Written problem
Could you turn the rows starting with the line that contains "I need the location" and going on through the line that contains "x-tick-label: 80 (564, 383, 582, 400)" into a JSON list of strings, one string per line, leaving out any blank lines?

*** Data records ***

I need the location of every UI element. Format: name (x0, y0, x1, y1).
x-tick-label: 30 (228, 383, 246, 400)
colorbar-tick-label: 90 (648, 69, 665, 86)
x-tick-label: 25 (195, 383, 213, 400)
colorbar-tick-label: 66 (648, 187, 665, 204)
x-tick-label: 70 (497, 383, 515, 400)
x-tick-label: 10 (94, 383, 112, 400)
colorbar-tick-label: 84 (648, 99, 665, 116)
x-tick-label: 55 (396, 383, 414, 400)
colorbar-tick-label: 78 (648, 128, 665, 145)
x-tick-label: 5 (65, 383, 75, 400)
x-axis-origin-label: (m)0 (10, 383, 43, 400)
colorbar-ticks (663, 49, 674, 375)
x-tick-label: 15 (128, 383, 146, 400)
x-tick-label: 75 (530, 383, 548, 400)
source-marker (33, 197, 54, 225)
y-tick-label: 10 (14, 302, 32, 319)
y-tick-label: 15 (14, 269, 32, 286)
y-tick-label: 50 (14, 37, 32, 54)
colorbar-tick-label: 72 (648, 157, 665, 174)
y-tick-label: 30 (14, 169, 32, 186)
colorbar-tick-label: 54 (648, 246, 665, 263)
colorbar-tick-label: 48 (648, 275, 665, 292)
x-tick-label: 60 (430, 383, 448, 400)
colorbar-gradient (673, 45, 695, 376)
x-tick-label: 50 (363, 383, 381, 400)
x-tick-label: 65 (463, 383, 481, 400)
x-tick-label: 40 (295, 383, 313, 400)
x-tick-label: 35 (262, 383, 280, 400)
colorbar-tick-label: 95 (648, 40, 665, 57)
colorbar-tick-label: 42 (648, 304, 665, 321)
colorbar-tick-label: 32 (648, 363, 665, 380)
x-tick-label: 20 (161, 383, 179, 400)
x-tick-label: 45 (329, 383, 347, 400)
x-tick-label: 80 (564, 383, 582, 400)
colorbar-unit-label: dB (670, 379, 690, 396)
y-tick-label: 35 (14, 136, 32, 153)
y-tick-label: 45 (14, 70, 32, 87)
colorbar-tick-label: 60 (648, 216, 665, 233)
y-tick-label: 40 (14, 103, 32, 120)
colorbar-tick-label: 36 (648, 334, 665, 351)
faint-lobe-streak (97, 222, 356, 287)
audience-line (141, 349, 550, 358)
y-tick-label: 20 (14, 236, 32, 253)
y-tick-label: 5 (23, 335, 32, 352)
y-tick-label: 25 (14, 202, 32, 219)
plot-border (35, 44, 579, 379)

***
*** Data records ***

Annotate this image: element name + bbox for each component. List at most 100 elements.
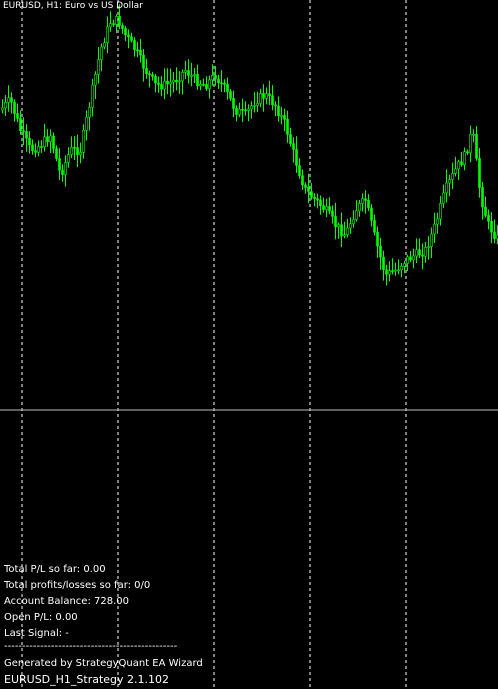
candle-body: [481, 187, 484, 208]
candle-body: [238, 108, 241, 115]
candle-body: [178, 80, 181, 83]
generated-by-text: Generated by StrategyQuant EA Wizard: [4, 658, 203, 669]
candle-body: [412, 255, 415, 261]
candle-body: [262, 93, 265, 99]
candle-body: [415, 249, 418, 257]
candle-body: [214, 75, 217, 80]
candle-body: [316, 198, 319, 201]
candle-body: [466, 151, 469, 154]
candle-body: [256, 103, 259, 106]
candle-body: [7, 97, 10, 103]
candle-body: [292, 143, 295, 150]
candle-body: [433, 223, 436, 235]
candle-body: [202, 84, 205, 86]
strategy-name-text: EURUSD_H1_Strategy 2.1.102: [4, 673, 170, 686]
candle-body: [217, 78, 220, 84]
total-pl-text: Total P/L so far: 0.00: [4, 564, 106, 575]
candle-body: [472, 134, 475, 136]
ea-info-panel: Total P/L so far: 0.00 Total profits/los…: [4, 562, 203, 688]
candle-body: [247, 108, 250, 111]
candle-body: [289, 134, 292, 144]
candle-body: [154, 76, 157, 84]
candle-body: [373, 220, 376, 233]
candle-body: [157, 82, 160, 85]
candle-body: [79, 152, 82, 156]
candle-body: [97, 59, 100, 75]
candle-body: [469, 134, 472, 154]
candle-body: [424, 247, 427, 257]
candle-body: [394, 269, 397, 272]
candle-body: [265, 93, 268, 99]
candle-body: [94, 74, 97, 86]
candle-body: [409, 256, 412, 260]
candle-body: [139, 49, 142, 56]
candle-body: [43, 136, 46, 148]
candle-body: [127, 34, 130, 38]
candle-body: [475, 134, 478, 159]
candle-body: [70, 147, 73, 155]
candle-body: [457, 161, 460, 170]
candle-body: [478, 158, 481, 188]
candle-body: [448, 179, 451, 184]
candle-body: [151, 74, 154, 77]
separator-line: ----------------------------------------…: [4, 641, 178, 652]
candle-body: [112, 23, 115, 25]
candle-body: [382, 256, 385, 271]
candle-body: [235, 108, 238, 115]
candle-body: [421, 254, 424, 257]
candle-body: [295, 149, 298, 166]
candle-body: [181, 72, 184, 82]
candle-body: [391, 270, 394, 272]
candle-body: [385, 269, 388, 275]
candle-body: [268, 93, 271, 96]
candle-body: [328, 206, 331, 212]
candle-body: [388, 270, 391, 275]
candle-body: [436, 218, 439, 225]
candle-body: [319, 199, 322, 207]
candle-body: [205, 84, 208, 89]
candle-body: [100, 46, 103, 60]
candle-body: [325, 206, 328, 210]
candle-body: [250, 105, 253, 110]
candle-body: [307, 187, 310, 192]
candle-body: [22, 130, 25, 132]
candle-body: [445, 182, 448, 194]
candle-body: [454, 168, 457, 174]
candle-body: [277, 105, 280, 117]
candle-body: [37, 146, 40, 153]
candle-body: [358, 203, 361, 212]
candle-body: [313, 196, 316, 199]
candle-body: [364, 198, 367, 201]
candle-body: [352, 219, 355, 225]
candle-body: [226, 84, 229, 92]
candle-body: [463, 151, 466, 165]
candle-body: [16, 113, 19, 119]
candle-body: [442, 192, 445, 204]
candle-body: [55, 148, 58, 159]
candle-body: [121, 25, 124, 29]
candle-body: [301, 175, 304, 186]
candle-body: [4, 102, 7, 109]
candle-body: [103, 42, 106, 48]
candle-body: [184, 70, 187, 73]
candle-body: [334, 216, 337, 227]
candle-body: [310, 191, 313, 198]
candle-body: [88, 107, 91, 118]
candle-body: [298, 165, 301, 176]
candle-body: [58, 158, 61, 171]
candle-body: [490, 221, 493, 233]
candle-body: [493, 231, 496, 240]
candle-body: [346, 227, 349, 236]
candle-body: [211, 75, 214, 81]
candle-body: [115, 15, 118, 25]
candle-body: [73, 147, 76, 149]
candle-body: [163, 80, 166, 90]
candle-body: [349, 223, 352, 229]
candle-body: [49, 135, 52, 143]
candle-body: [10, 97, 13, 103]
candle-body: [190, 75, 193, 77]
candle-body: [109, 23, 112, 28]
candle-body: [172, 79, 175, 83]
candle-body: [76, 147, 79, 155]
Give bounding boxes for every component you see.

***

Problem solution
[
  "I need the location of every UI element. Format: name (x0, y0, x1, y1).",
  "x-tick-label: 30 (228, 383, 246, 400)",
  "colorbar-tick-label: 90 (648, 69, 665, 86)",
  "x-tick-label: 25 (195, 383, 213, 400)",
  "colorbar-tick-label: 66 (648, 187, 665, 204)",
  "x-tick-label: 70 (497, 383, 515, 400)",
  "x-tick-label: 10 (94, 383, 112, 400)",
  "colorbar-tick-label: 84 (648, 99, 665, 116)",
  "x-tick-label: 55 (396, 383, 414, 400)",
  "colorbar-tick-label: 78 (648, 128, 665, 145)",
  "x-tick-label: 5 (65, 383, 75, 400)",
  "x-axis-origin-label: (m)0 (10, 383, 43, 400)",
  "colorbar-ticks (663, 49, 674, 375)",
  "x-tick-label: 15 (128, 383, 146, 400)",
  "x-tick-label: 75 (530, 383, 548, 400)",
  "source-marker (33, 197, 54, 225)",
  "y-tick-label: 10 (14, 302, 32, 319)",
  "y-tick-label: 15 (14, 269, 32, 286)",
  "y-tick-label: 50 (14, 37, 32, 54)",
  "colorbar-tick-label: 72 (648, 157, 665, 174)",
  "y-tick-label: 30 (14, 169, 32, 186)",
  "colorbar-tick-label: 54 (648, 246, 665, 263)",
  "colorbar-tick-label: 48 (648, 275, 665, 292)",
  "x-tick-label: 60 (430, 383, 448, 400)",
  "colorbar-gradient (673, 45, 695, 376)",
  "x-tick-label: 50 (363, 383, 381, 400)",
  "x-tick-label: 65 (463, 383, 481, 400)",
  "x-tick-label: 40 (295, 383, 313, 400)",
  "x-tick-label: 35 (262, 383, 280, 400)",
  "colorbar-tick-label: 95 (648, 40, 665, 57)",
  "colorbar-tick-label: 42 (648, 304, 665, 321)",
  "colorbar-tick-label: 32 (648, 363, 665, 380)",
  "x-tick-label: 20 (161, 383, 179, 400)",
  "x-tick-label: 45 (329, 383, 347, 400)",
  "x-tick-label: 80 (564, 383, 582, 400)"
]